:: GOAL OF THE EXERCISE ::
Copy out all lines that hold "SUNRISE".

:: EXERCISE INPUTS ::

───

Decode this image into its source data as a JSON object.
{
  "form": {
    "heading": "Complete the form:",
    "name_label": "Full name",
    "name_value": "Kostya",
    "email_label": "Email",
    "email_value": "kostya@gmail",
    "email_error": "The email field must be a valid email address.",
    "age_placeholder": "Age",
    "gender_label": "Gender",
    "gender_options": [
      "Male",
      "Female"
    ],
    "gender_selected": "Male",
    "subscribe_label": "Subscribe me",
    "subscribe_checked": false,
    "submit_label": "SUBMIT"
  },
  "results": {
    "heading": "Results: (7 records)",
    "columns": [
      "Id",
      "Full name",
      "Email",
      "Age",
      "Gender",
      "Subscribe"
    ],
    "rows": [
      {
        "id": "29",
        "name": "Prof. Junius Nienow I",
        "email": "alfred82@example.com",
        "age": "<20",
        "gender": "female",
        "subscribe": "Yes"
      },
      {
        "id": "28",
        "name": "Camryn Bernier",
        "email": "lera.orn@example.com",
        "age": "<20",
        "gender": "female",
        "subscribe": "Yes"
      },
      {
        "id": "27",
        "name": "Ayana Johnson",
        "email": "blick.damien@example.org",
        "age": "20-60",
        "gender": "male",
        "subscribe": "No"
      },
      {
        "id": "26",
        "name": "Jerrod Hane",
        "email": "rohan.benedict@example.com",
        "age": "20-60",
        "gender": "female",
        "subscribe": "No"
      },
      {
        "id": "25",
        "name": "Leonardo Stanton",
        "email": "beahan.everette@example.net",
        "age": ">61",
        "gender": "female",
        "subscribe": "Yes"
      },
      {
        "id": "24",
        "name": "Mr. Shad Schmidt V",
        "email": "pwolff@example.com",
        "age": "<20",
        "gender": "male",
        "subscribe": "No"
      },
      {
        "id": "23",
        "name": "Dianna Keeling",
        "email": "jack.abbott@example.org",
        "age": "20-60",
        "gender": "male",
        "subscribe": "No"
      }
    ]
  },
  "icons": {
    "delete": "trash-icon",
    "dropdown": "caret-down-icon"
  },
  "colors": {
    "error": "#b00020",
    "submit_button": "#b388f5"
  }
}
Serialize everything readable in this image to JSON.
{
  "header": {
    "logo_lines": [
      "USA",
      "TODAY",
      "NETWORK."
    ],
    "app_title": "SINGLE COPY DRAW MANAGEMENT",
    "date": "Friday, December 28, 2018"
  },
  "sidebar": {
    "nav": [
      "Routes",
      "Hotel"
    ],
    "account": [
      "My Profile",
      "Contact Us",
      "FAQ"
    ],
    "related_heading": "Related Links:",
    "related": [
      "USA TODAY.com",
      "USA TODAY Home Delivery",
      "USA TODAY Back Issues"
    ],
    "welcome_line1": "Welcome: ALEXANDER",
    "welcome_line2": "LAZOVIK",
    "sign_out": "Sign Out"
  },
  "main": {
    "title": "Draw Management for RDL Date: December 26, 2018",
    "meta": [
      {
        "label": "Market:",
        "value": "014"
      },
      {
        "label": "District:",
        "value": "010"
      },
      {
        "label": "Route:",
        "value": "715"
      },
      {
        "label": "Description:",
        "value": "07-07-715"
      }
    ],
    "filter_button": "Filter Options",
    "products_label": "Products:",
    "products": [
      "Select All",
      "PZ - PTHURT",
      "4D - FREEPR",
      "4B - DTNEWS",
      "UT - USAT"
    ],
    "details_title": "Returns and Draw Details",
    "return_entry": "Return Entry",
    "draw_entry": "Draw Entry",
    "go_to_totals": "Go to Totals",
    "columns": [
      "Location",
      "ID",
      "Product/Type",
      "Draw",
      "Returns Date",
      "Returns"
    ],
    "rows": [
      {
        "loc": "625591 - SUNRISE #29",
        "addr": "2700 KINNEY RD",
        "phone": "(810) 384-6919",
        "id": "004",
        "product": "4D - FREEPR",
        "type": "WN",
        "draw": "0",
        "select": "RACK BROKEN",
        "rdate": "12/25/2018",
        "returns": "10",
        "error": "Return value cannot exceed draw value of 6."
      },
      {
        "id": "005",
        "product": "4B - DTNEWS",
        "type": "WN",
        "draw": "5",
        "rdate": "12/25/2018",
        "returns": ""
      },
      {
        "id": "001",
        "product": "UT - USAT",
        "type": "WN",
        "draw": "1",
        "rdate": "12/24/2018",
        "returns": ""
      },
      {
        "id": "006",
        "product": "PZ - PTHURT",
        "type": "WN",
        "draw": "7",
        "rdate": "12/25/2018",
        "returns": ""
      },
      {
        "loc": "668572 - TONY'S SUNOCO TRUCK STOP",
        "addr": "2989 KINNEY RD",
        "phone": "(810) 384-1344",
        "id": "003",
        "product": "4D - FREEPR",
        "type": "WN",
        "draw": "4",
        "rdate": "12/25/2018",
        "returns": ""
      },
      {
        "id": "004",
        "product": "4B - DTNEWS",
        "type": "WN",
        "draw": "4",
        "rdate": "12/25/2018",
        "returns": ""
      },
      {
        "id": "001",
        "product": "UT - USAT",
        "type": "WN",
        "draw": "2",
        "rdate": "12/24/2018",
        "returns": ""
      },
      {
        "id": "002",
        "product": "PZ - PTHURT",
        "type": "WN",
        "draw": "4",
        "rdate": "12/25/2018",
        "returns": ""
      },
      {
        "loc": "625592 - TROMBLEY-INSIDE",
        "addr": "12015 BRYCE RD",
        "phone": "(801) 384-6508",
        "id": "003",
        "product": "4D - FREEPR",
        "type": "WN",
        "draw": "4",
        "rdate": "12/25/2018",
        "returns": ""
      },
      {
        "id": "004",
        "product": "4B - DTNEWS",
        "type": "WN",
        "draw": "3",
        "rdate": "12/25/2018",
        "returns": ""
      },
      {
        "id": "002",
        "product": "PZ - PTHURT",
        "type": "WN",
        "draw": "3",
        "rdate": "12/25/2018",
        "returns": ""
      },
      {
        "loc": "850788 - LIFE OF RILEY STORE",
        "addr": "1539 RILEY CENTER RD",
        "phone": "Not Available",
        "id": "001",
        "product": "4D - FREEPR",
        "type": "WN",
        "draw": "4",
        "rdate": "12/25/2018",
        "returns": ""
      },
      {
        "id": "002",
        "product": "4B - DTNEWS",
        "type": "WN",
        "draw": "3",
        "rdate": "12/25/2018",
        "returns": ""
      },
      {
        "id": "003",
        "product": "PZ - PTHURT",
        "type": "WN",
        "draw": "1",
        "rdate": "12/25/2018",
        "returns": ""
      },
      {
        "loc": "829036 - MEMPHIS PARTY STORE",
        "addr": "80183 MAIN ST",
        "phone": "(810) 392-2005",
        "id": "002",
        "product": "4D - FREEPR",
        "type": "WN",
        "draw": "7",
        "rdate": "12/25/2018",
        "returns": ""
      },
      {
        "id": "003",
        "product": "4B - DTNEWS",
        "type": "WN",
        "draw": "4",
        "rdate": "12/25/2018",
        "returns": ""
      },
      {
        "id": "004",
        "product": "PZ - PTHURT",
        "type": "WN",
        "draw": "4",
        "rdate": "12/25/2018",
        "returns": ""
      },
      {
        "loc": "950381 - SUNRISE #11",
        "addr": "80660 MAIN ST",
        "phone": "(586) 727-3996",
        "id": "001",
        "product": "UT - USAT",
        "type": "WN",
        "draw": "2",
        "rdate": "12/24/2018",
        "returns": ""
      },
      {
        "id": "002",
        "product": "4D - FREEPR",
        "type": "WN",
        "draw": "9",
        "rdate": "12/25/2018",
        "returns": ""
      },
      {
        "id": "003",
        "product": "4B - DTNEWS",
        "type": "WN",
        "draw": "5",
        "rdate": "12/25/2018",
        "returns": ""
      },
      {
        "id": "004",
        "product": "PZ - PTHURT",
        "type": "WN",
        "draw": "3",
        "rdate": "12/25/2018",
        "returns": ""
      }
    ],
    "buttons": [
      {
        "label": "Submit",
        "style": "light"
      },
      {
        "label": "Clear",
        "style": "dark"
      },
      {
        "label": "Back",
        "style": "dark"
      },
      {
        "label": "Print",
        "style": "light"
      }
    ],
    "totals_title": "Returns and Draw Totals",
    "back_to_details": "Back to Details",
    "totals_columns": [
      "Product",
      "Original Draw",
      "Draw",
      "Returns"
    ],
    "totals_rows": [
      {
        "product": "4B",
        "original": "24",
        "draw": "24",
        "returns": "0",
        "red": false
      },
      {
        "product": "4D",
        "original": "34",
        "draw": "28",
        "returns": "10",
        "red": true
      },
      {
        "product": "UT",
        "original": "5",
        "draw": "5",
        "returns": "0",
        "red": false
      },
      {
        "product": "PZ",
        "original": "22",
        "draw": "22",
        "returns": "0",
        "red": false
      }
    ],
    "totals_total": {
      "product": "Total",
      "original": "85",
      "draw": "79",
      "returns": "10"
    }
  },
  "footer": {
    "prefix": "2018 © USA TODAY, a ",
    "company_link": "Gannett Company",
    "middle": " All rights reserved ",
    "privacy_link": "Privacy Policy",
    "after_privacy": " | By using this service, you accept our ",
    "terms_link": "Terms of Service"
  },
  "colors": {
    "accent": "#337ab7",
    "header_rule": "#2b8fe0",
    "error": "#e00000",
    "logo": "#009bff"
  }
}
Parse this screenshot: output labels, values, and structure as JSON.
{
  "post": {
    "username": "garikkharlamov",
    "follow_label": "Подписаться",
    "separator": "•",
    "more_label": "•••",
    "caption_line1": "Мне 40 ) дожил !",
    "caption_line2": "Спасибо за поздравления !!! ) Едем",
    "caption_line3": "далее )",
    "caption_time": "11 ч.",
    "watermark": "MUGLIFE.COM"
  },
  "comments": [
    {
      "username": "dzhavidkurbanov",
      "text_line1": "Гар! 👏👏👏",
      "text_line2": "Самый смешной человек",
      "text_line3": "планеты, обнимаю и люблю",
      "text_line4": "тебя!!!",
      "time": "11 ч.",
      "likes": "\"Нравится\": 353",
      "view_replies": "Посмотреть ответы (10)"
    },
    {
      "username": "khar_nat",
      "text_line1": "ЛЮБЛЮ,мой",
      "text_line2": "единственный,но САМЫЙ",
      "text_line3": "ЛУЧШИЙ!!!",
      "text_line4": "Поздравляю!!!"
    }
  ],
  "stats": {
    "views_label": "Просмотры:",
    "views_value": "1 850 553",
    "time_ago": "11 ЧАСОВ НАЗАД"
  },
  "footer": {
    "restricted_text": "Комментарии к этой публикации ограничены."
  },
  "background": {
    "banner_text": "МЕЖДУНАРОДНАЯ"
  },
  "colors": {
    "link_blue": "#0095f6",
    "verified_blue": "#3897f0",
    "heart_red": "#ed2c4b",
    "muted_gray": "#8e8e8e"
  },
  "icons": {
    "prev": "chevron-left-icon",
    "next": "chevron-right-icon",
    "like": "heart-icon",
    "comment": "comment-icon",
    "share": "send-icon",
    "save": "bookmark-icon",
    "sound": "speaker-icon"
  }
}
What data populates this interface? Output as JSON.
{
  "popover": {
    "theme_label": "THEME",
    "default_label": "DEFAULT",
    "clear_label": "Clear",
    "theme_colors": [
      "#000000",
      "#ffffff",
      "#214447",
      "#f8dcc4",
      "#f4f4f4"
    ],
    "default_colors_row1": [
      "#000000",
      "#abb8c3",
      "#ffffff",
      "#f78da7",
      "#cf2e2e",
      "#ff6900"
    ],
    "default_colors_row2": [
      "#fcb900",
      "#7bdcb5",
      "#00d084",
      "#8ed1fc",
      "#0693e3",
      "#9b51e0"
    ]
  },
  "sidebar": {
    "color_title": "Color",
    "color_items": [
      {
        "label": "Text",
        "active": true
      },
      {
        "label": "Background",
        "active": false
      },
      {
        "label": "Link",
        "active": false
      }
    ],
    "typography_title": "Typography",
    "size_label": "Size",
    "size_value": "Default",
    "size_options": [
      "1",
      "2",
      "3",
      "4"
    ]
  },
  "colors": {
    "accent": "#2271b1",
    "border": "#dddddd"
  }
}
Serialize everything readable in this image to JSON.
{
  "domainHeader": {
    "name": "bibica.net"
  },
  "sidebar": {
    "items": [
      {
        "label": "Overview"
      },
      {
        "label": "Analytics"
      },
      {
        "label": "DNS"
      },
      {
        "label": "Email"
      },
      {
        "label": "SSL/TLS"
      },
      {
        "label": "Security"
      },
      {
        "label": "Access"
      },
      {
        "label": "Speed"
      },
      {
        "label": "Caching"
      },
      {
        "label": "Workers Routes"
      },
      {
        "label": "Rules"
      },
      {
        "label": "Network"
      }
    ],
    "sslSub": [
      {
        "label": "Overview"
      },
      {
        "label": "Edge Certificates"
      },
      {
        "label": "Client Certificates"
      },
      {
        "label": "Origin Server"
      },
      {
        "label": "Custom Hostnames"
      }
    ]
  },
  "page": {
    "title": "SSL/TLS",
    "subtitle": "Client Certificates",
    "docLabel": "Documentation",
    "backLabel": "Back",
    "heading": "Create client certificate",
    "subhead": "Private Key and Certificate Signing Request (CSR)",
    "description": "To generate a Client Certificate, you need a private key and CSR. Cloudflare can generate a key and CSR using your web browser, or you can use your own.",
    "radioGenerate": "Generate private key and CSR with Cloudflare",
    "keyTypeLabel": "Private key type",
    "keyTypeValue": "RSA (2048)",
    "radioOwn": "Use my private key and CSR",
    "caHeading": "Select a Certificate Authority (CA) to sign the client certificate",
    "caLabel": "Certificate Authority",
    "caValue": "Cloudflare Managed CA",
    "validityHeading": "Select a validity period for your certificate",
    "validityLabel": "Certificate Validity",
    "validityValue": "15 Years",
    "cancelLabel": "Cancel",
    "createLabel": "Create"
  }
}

───

:: WRITTEN RESPONSE ::
        "loc": "625591 - SUNRISE #29",
        "loc": "950381 - SUNRISE #11",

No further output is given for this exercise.